- [Input rows]
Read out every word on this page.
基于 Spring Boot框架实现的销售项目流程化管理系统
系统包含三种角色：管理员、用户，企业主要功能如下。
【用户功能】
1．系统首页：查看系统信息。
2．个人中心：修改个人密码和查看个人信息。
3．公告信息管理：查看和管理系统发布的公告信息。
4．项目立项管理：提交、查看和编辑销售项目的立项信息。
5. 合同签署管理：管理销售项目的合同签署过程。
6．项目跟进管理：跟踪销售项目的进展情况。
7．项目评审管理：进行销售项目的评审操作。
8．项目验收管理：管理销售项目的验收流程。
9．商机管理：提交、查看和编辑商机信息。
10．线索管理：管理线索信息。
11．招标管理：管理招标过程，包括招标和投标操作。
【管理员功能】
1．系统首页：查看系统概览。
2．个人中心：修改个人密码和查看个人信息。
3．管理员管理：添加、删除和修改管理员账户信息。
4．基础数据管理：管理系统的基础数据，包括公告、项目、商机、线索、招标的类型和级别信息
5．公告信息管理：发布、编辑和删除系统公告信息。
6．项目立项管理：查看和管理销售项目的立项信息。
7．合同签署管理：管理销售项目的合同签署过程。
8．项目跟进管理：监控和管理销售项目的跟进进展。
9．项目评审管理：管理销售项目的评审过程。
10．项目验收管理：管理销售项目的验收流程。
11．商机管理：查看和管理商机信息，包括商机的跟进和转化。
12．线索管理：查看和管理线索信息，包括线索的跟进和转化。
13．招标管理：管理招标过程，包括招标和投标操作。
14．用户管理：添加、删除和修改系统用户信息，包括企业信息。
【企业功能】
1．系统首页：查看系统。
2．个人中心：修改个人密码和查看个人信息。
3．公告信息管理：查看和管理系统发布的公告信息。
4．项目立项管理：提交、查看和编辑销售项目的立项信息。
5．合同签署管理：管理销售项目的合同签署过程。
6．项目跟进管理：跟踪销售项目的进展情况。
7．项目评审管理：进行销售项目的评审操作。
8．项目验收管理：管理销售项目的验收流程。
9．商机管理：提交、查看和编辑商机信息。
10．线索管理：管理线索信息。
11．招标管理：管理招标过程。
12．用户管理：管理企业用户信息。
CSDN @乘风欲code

- [Prompt]
Copy the material above, line for line.

- [Exercise output]
Read out every word on this page.
基于 Spring Boot框架实现的销售项目流程化管理系统
系统包含三种角色：管理员、用户，企业主要功能如下。
【用户功能】
1．系统首页：查看系统信息。
2．个人中心：修改个人密码和查看个人信息。
3．公告信息管理：查看和管理系统发布的公告信息。
4．项目立项管理：提交、查看和编辑销售项目的立项信息。
5. 合同签署管理：管理销售项目的合同签署过程。
6．项目跟进管理：跟踪销售项目的进展情况。
7．项目评审管理：进行销售项目的评审操作。
8．项目验收管理：管理销售项目的验收流程。
9．商机管理：提交、查看和编辑商机信息。
10．线索管理：管理线索信息。
11．招标管理：管理招标过程，包括招标和投标操作。
【管理员功能】
1．系统首页：查看系统概览。
2．个人中心：修改个人密码和查看个人信息。
3．管理员管理：添加、删除和修改管理员账户信息。
4．基础数据管理：管理系统的基础数据，包括公告、项目、商机、线索、招标的类型和级别信息
5．公告信息管理：发布、编辑和删除系统公告信息。
6．项目立项管理：查看和管理销售项目的立项信息。
7．合同签署管理：管理销售项目的合同签署过程。
8．项目跟进管理：监控和管理销售项目的跟进进展。
9．项目评审管理：管理销售项目的评审过程。
10．项目验收管理：管理销售项目的验收流程。
11．商机管理：查看和管理商机信息，包括商机的跟进和转化。
12．线索管理：查看和管理线索信息，包括线索的跟进和转化。
13．招标管理：管理招标过程，包括招标和投标操作。
14．用户管理：添加、删除和修改系统用户信息，包括企业信息。
【企业功能】
1．系统首页：查看系统。
2．个人中心：修改个人密码和查看个人信息。
3．公告信息管理：查看和管理系统发布的公告信息。
4．项目立项管理：提交、查看和编辑销售项目的立项信息。
5．合同签署管理：管理销售项目的合同签署过程。
6．项目跟进管理：跟踪销售项目的进展情况。
7．项目评审管理：进行销售项目的评审操作。
8．项目验收管理：管理销售项目的验收流程。
9．商机管理：提交、查看和编辑商机信息。
10．线索管理：管理线索信息。
11．招标管理：管理招标过程。
12．用户管理：管理企业用户信息。
CSDN @乘风欲code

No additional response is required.